=== What the exercise asks ===
Pull out every line below holding the word "label".

=== Given data ===
- - - - - - -

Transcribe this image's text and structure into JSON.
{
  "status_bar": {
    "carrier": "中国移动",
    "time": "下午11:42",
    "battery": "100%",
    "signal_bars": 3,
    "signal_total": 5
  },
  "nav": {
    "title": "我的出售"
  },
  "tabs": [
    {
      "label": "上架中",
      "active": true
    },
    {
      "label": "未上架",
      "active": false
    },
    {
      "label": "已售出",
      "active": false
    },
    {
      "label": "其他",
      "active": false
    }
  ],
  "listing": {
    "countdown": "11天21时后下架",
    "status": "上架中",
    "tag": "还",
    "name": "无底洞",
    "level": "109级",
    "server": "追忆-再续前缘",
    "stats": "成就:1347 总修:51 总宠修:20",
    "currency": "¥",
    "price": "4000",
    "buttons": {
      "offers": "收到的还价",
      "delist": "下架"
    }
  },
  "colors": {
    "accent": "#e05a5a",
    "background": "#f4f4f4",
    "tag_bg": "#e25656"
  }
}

- - - - - - -

=== Output of the task ===
      "label": "上架中",
      "label": "未上架",
      "label": "已售出",
      "label": "其他",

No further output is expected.